-- begin Given information --

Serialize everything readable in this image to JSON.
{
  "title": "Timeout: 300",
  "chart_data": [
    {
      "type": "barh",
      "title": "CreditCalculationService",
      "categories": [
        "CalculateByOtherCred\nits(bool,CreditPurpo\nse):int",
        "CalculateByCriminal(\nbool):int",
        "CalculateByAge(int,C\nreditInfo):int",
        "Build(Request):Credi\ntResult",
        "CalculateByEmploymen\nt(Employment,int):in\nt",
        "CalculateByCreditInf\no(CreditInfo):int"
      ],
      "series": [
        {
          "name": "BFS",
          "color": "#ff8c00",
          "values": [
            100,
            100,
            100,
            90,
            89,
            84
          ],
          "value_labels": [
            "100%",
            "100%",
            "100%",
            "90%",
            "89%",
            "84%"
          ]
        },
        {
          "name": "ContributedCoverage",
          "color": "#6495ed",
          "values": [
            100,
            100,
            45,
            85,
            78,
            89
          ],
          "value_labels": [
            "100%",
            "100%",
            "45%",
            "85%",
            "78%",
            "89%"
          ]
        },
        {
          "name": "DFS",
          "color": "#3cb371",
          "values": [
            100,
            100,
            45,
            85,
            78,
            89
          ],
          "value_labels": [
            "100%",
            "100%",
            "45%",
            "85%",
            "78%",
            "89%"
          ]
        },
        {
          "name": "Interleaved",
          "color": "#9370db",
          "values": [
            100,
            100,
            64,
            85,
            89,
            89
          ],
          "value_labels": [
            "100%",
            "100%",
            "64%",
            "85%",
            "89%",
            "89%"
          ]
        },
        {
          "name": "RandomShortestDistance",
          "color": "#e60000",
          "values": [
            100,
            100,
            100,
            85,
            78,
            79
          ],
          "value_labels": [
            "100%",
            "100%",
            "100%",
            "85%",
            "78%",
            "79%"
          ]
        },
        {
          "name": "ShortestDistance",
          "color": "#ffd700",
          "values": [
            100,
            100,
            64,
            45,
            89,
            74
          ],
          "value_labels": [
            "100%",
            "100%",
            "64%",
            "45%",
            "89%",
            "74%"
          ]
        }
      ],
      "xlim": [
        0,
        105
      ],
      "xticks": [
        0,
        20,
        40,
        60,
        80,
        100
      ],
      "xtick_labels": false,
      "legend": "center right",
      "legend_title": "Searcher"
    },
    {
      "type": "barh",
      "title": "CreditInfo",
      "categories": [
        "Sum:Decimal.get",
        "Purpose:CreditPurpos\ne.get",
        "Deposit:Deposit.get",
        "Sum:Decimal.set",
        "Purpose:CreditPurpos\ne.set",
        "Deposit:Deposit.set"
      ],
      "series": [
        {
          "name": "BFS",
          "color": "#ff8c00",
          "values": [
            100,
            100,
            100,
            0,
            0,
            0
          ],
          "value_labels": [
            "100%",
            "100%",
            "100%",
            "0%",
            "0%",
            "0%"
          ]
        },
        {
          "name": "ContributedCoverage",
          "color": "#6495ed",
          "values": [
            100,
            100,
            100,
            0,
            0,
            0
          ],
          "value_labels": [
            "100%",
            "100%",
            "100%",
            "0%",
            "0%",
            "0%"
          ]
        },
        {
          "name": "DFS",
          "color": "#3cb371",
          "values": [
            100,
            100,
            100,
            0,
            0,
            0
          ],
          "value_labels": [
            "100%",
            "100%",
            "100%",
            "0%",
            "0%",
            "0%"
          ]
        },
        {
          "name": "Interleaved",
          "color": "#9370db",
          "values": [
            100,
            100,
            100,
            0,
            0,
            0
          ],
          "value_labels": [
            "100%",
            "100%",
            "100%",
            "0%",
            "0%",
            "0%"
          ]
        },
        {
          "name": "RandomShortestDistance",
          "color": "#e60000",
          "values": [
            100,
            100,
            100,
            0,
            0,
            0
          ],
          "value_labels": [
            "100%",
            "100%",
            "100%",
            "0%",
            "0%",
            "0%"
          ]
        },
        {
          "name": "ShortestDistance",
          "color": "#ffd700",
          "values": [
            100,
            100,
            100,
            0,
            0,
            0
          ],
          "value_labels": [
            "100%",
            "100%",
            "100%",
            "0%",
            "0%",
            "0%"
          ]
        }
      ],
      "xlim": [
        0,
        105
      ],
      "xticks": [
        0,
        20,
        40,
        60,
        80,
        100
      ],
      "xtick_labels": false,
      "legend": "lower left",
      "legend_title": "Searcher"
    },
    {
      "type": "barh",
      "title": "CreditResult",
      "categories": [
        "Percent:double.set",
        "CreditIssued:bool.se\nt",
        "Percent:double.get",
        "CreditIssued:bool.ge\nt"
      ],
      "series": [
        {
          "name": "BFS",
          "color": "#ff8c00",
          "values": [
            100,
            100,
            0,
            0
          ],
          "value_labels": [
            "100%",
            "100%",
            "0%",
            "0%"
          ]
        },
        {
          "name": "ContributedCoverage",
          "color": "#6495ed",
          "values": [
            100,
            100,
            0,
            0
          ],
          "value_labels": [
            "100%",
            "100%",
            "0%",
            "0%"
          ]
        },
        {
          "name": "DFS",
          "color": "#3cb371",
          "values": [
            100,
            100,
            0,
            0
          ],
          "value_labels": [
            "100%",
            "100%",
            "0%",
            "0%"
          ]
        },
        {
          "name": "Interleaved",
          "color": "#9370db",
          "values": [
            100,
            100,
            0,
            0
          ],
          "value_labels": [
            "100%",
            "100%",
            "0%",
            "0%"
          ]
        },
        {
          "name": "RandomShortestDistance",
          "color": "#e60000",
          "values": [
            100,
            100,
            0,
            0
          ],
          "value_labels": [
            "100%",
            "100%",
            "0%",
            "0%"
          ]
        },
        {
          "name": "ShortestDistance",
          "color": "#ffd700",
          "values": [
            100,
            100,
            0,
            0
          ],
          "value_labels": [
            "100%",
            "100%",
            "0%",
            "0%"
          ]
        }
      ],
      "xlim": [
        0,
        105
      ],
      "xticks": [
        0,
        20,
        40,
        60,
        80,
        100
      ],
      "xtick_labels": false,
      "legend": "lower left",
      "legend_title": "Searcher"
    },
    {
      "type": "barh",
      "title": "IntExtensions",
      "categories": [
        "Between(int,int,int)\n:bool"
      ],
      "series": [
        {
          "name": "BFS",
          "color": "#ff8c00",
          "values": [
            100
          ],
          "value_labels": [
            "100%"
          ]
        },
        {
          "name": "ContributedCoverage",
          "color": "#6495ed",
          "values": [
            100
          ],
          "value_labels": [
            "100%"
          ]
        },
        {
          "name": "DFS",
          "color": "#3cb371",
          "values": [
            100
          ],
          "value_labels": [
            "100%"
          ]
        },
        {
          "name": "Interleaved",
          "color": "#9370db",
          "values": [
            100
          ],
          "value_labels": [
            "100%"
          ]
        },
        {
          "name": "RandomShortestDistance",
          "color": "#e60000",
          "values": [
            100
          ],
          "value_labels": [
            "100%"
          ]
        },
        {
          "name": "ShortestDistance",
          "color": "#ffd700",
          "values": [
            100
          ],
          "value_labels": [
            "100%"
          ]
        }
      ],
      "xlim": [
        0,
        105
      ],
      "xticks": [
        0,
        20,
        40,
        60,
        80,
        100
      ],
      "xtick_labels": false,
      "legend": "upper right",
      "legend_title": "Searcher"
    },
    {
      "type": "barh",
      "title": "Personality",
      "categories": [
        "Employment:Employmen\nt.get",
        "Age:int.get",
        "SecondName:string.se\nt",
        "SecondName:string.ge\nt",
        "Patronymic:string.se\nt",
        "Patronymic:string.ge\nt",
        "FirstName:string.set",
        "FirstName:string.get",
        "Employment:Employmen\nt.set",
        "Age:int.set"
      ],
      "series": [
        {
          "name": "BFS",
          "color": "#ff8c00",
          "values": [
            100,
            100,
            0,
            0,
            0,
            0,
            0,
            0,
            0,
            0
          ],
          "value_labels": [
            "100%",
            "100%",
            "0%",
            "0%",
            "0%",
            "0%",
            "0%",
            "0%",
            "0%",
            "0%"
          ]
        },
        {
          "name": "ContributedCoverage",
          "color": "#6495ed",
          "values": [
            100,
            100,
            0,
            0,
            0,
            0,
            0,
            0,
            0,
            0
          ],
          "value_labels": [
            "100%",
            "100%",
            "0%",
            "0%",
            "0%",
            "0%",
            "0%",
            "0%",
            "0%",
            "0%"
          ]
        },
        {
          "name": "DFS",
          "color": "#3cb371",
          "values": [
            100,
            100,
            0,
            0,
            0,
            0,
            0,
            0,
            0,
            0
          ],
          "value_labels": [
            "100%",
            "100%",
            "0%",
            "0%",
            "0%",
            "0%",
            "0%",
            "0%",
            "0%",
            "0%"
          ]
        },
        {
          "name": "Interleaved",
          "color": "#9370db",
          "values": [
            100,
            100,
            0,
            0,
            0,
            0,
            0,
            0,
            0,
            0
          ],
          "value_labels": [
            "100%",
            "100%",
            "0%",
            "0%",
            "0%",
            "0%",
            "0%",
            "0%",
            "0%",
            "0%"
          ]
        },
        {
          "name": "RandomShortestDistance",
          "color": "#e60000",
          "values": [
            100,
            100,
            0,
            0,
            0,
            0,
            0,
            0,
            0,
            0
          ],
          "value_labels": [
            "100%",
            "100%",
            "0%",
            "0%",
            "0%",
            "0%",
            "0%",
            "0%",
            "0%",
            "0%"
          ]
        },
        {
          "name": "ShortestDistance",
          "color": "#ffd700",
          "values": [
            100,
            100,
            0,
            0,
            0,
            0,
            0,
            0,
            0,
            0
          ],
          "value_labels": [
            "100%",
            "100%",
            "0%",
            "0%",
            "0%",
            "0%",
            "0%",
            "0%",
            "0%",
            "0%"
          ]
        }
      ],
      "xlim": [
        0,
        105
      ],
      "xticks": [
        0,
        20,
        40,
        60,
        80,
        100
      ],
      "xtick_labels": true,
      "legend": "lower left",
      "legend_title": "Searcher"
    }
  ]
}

-- end Given information --

#### [What needs to be done]
In the entries above, count every line containing the word "CreditInfo". Write only the total.

#### [Result of the task]
2